▸ **EXERCISE TASK**
Give back the whole listing exactly as shown.

▸ **ENTRIES SUPPLIED**
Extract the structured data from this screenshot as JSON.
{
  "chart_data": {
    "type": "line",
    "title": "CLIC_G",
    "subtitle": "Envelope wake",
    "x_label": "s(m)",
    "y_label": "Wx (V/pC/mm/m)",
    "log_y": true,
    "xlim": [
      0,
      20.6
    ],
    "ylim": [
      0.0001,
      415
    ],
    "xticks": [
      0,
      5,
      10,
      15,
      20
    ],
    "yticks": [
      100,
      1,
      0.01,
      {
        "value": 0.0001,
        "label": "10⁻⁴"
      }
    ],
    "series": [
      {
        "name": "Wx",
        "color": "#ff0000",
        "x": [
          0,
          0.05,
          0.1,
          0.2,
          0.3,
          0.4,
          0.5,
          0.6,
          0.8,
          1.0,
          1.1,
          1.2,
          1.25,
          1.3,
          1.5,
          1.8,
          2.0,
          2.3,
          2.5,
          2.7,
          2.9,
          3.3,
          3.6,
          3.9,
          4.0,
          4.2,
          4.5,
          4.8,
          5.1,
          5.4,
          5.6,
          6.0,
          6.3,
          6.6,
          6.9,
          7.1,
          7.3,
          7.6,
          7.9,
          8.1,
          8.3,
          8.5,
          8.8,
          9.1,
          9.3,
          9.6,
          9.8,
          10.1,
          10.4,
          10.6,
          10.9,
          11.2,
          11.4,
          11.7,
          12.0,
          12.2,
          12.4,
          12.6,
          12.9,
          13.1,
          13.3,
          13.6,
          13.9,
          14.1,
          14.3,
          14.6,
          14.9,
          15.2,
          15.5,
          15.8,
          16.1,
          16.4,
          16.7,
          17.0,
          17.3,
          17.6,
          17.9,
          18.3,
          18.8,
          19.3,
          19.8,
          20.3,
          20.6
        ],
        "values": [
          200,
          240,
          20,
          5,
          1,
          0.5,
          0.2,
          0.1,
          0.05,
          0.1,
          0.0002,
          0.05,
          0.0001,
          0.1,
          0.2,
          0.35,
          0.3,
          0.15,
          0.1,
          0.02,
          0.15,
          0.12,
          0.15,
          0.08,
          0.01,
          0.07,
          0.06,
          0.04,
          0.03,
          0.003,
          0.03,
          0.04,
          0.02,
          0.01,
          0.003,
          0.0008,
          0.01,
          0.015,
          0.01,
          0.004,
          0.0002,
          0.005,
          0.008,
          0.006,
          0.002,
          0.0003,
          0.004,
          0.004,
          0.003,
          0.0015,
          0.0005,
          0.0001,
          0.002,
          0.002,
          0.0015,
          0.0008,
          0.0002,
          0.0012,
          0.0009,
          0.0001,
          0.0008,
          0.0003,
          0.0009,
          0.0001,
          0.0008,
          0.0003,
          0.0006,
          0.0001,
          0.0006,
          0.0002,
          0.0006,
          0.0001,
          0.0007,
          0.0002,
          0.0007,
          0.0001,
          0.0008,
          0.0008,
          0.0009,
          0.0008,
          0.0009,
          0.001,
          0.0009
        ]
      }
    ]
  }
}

▸ **IN RESPONSE**
Extract the structured data from this screenshot as JSON.
{
  "chart_data": {
    "type": "line",
    "title": "CLIC_G",
    "subtitle": "Envelope wake",
    "x_label": "s(m)",
    "y_label": "Wx (V/pC/mm/m)",
    "log_y": true,
    "xlim": [
      0,
      20.6
    ],
    "ylim": [
      0.0001,
      415
    ],
    "xticks": [
      0,
      5,
      10,
      15,
      20
    ],
    "yticks": [
      100,
      1,
      0.01,
      {
        "value": 0.0001,
        "label": "10⁻⁴"
      }
    ],
    "series": [
      {
        "name": "Wx",
        "color": "#ff0000",
        "x": [
          0,
          0.05,
          0.1,
          0.2,
          0.3,
          0.4,
          0.5,
          0.6,
          0.8,
          1.0,
          1.1,
          1.2,
          1.25,
          1.3,
          1.5,
          1.8,
          2.0,
          2.3,
          2.5,
          2.7,
          2.9,
          3.3,
          3.6,
          3.9,
          4.0,
          4.2,
          4.5,
          4.8,
          5.1,
          5.4,
          5.6,
          6.0,
          6.3,
          6.6,
          6.9,
          7.1,
          7.3,
          7.6,
          7.9,
          8.1,
          8.3,
          8.5,
          8.8,
          9.1,
          9.3,
          9.6,
          9.8,
          10.1,
          10.4,
          10.6,
          10.9,
          11.2,
          11.4,
          11.7,
          12.0,
          12.2,
          12.4,
          12.6,
          12.9,
          13.1,
          13.3,
          13.6,
          13.9,
          14.1,
          14.3,
          14.6,
          14.9,
          15.2,
          15.5,
          15.8,
          16.1,
          16.4,
          16.7,
          17.0,
          17.3,
          17.6,
          17.9,
          18.3,
          18.8,
          19.3,
          19.8,
          20.3,
          20.6
        ],
        "values": [
          200,
          240,
          20,
          5,
          1,
          0.5,
          0.2,
          0.1,
          0.05,
          0.1,
          0.0002,
          0.05,
          0.0001,
          0.1,
          0.2,
          0.35,
          0.3,
          0.15,
          0.1,
          0.02,
          0.15,
          0.12,
          0.15,
          0.08,
          0.01,
          0.07,
          0.06,
          0.04,
          0.03,
          0.003,
          0.03,
          0.04,
          0.02,
          0.01,
          0.003,
          0.0008,
          0.01,
          0.015,
          0.01,
          0.004,
          0.0002,
          0.005,
          0.008,
          0.006,
          0.002,
          0.0003,
          0.004,
          0.004,
          0.003,
          0.0015,
          0.0005,
          0.0001,
          0.002,
          0.002,
          0.0015,
          0.0008,
          0.0002,
          0.0012,
          0.0009,
          0.0001,
          0.0008,
          0.0003,
          0.0009,
          0.0001,
          0.0008,
          0.0003,
          0.0006,
          0.0001,
          0.0006,
          0.0002,
          0.0006,
          0.0001,
          0.0007,
          0.0002,
          0.0007,
          0.0001,
          0.0008,
          0.0008,
          0.0009,
          0.0008,
          0.0009,
          0.001,
          0.0009
        ]
      }
    ]
  }
}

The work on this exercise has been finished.